Records from a collection:
* begin *
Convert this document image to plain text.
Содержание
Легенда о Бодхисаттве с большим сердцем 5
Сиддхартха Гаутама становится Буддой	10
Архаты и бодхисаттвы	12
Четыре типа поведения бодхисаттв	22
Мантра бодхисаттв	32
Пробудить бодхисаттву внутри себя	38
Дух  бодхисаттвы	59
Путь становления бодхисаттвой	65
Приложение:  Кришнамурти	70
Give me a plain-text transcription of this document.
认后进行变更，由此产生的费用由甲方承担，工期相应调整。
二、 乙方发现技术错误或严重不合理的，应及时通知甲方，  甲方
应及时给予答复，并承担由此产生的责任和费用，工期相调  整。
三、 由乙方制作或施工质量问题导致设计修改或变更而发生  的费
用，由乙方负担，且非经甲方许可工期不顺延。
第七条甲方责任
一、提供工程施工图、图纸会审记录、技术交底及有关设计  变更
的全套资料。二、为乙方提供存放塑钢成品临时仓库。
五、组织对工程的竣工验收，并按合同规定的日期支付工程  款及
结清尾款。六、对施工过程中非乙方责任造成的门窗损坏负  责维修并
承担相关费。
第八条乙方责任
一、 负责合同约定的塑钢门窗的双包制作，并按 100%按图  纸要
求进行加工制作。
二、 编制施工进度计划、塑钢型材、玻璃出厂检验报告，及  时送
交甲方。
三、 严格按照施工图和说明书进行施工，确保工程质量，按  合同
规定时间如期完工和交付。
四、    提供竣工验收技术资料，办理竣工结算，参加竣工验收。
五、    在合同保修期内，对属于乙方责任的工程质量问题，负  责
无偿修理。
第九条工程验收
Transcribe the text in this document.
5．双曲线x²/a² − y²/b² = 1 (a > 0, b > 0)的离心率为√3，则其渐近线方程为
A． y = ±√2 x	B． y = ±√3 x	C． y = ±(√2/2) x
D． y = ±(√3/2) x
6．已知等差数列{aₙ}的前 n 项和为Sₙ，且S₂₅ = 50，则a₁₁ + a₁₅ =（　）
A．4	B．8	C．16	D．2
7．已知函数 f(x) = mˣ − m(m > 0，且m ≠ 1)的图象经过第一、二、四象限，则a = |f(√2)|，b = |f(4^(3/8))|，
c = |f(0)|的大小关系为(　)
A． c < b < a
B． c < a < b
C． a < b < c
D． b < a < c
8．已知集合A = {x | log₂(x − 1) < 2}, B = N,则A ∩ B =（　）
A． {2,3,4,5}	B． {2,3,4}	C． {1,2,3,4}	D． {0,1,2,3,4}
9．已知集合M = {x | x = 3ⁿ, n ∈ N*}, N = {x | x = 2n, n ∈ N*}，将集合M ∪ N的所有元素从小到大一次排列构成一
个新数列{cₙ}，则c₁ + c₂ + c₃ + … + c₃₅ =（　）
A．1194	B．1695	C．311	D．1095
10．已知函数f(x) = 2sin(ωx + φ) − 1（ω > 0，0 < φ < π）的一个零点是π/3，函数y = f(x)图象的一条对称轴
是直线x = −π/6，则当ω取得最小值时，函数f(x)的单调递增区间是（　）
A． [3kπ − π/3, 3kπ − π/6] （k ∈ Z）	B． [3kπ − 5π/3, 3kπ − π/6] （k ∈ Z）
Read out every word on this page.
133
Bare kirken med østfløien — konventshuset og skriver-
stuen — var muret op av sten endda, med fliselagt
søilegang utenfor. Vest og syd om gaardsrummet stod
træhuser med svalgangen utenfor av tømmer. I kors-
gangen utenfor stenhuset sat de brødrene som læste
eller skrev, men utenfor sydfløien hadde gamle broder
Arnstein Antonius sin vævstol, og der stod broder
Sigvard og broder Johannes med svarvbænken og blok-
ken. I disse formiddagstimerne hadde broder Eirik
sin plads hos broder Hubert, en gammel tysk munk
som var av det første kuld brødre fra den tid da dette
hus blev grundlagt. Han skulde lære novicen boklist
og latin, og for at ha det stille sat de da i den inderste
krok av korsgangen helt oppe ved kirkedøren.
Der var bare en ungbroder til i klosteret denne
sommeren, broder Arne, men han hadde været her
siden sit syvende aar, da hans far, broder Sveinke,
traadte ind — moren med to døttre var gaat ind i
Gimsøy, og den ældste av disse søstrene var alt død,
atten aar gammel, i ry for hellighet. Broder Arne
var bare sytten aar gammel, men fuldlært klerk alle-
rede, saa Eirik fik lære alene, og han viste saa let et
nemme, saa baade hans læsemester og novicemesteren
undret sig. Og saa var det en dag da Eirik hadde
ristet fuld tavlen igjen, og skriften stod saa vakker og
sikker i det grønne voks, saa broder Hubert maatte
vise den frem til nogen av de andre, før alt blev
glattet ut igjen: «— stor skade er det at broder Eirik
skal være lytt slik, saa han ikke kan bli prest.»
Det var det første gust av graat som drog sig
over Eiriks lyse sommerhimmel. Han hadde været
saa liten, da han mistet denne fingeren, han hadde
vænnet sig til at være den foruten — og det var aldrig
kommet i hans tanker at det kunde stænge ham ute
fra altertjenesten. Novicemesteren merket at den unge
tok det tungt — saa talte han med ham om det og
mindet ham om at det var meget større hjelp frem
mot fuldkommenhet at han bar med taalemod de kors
* end *
Extract all the material, leaving every line as it is.

FINAL RESULT »
Convert this document image to plain text.
Содержание
Легенда о Бодхисаттве с большим сердцем 5
Сиддхартха Гаутама становится Буддой	10
Архаты и бодхисаттвы	12
Четыре типа поведения бодхисаттв	22
Мантра бодхисаттв	32
Пробудить бодхисаттву внутри себя	38
Дух  бодхисаттвы	59
Путь становления бодхисаттвой	65
Приложение:  Кришнамурти	70
Give me a plain-text transcription of this document.
认后进行变更，由此产生的费用由甲方承担，工期相应调整。
二、 乙方发现技术错误或严重不合理的，应及时通知甲方，  甲方
应及时给予答复，并承担由此产生的责任和费用，工期相调  整。
三、 由乙方制作或施工质量问题导致设计修改或变更而发生  的费
用，由乙方负担，且非经甲方许可工期不顺延。
第七条甲方责任
一、提供工程施工图、图纸会审记录、技术交底及有关设计  变更
的全套资料。二、为乙方提供存放塑钢成品临时仓库。
五、组织对工程的竣工验收，并按合同规定的日期支付工程  款及
结清尾款。六、对施工过程中非乙方责任造成的门窗损坏负  责维修并
承担相关费。
第八条乙方责任
一、 负责合同约定的塑钢门窗的双包制作，并按 100%按图  纸要
求进行加工制作。
二、 编制施工进度计划、塑钢型材、玻璃出厂检验报告，及  时送
交甲方。
三、 严格按照施工图和说明书进行施工，确保工程质量，按  合同
规定时间如期完工和交付。
四、    提供竣工验收技术资料，办理竣工结算，参加竣工验收。
五、    在合同保修期内，对属于乙方责任的工程质量问题，负  责
无偿修理。
第九条工程验收
Transcribe the text in this document.
5．双曲线x²/a² − y²/b² = 1 (a > 0, b > 0)的离心率为√3，则其渐近线方程为
A． y = ±√2 x	B． y = ±√3 x	C． y = ±(√2/2) x
D． y = ±(√3/2) x
6．已知等差数列{aₙ}的前 n 项和为Sₙ，且S₂₅ = 50，则a₁₁ + a₁₅ =（　）
A．4	B．8	C．16	D．2
7．已知函数 f(x) = mˣ − m(m > 0，且m ≠ 1)的图象经过第一、二、四象限，则a = |f(√2)|，b = |f(4^(3/8))|，
c = |f(0)|的大小关系为(　)
A． c < b < a
B． c < a < b
C． a < b < c
D． b < a < c
8．已知集合A = {x | log₂(x − 1) < 2}, B = N,则A ∩ B =（　）
A． {2,3,4,5}	B． {2,3,4}	C． {1,2,3,4}	D． {0,1,2,3,4}
9．已知集合M = {x | x = 3ⁿ, n ∈ N*}, N = {x | x = 2n, n ∈ N*}，将集合M ∪ N的所有元素从小到大一次排列构成一
个新数列{cₙ}，则c₁ + c₂ + c₃ + … + c₃₅ =（　）
A．1194	B．1695	C．311	D．1095
10．已知函数f(x) = 2sin(ωx + φ) − 1（ω > 0，0 < φ < π）的一个零点是π/3，函数y = f(x)图象的一条对称轴
是直线x = −π/6，则当ω取得最小值时，函数f(x)的单调递增区间是（　）
A． [3kπ − π/3, 3kπ − π/6] （k ∈ Z）	B． [3kπ − 5π/3, 3kπ − π/6] （k ∈ Z）
Read out every word on this page.
133
Bare kirken med østfløien — konventshuset og skriver-
stuen — var muret op av sten endda, med fliselagt
søilegang utenfor. Vest og syd om gaardsrummet stod
træhuser med svalgangen utenfor av tømmer. I kors-
gangen utenfor stenhuset sat de brødrene som læste
eller skrev, men utenfor sydfløien hadde gamle broder
Arnstein Antonius sin vævstol, og der stod broder
Sigvard og broder Johannes med svarvbænken og blok-
ken. I disse formiddagstimerne hadde broder Eirik
sin plads hos broder Hubert, en gammel tysk munk
som var av det første kuld brødre fra den tid da dette
hus blev grundlagt. Han skulde lære novicen boklist
og latin, og for at ha det stille sat de da i den inderste
krok av korsgangen helt oppe ved kirkedøren.
Der var bare en ungbroder til i klosteret denne
sommeren, broder Arne, men han hadde været her
siden sit syvende aar, da hans far, broder Sveinke,
traadte ind — moren med to døttre var gaat ind i
Gimsøy, og den ældste av disse søstrene var alt død,
atten aar gammel, i ry for hellighet. Broder Arne
var bare sytten aar gammel, men fuldlært klerk alle-
rede, saa Eirik fik lære alene, og han viste saa let et
nemme, saa baade hans læsemester og novicemesteren
undret sig. Og saa var det en dag da Eirik hadde
ristet fuld tavlen igjen, og skriften stod saa vakker og
sikker i det grønne voks, saa broder Hubert maatte
vise den frem til nogen av de andre, før alt blev
glattet ut igjen: «— stor skade er det at broder Eirik
skal være lytt slik, saa han ikke kan bli prest.»
Det var det første gust av graat som drog sig
over Eiriks lyse sommerhimmel. Han hadde været
saa liten, da han mistet denne fingeren, han hadde
vænnet sig til at være den foruten — og det var aldrig
kommet i hans tanker at det kunde stænge ham ute
fra altertjenesten. Novicemesteren merket at den unge
tok det tungt — saa talte han med ham om det og
mindet ham om at det var meget større hjelp frem
mot fuldkommenhet at han bar med taalemod de kors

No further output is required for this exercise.